— Work required —
Print the data exactly, leaving nothing out.

— Given entries —
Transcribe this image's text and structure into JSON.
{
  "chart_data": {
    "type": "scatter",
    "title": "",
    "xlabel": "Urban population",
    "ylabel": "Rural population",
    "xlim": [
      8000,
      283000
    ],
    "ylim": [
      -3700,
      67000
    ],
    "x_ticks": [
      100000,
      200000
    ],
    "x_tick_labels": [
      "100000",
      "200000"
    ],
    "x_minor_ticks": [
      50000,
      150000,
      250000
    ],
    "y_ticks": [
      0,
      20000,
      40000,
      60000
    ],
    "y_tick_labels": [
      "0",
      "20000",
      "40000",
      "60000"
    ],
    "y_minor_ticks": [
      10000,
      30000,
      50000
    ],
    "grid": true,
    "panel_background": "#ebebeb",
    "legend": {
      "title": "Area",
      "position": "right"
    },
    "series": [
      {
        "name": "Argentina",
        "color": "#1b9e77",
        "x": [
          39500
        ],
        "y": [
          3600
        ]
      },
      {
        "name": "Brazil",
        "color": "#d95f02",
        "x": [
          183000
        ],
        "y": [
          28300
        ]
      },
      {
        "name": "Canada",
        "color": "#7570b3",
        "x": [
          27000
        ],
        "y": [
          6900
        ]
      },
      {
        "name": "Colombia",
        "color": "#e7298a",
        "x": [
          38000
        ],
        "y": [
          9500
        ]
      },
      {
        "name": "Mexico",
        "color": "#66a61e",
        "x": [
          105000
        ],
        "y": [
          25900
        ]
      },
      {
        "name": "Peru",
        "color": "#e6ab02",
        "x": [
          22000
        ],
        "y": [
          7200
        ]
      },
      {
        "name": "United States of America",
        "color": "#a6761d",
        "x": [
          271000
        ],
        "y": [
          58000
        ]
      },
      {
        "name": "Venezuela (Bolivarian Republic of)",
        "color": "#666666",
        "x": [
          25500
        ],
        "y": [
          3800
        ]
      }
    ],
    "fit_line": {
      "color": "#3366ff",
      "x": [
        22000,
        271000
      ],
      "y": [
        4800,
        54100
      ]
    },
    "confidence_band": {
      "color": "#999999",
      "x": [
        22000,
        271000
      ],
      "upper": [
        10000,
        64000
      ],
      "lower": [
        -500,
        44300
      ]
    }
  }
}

— Result of the task —
Transcribe this image's text and structure into JSON.
{
  "chart_data": {
    "type": "scatter",
    "title": "",
    "xlabel": "Urban population",
    "ylabel": "Rural population",
    "xlim": [
      8000,
      283000
    ],
    "ylim": [
      -3700,
      67000
    ],
    "x_ticks": [
      100000,
      200000
    ],
    "x_tick_labels": [
      "100000",
      "200000"
    ],
    "x_minor_ticks": [
      50000,
      150000,
      250000
    ],
    "y_ticks": [
      0,
      20000,
      40000,
      60000
    ],
    "y_tick_labels": [
      "0",
      "20000",
      "40000",
      "60000"
    ],
    "y_minor_ticks": [
      10000,
      30000,
      50000
    ],
    "grid": true,
    "panel_background": "#ebebeb",
    "legend": {
      "title": "Area",
      "position": "right"
    },
    "series": [
      {
        "name": "Argentina",
        "color": "#1b9e77",
        "x": [
          39500
        ],
        "y": [
          3600
        ]
      },
      {
        "name": "Brazil",
        "color": "#d95f02",
        "x": [
          183000
        ],
        "y": [
          28300
        ]
      },
      {
        "name": "Canada",
        "color": "#7570b3",
        "x": [
          27000
        ],
        "y": [
          6900
        ]
      },
      {
        "name": "Colombia",
        "color": "#e7298a",
        "x": [
          38000
        ],
        "y": [
          9500
        ]
      },
      {
        "name": "Mexico",
        "color": "#66a61e",
        "x": [
          105000
        ],
        "y": [
          25900
        ]
      },
      {
        "name": "Peru",
        "color": "#e6ab02",
        "x": [
          22000
        ],
        "y": [
          7200
        ]
      },
      {
        "name": "United States of America",
        "color": "#a6761d",
        "x": [
          271000
        ],
        "y": [
          58000
        ]
      },
      {
        "name": "Venezuela (Bolivarian Republic of)",
        "color": "#666666",
        "x": [
          25500
        ],
        "y": [
          3800
        ]
      }
    ],
    "fit_line": {
      "color": "#3366ff",
      "x": [
        22000,
        271000
      ],
      "y": [
        4800,
        54100
      ]
    },
    "confidence_band": {
      "color": "#999999",
      "x": [
        22000,
        271000
      ],
      "upper": [
        10000,
        64000
      ],
      "lower": [
        -500,
        44300
      ]
    }
  }
}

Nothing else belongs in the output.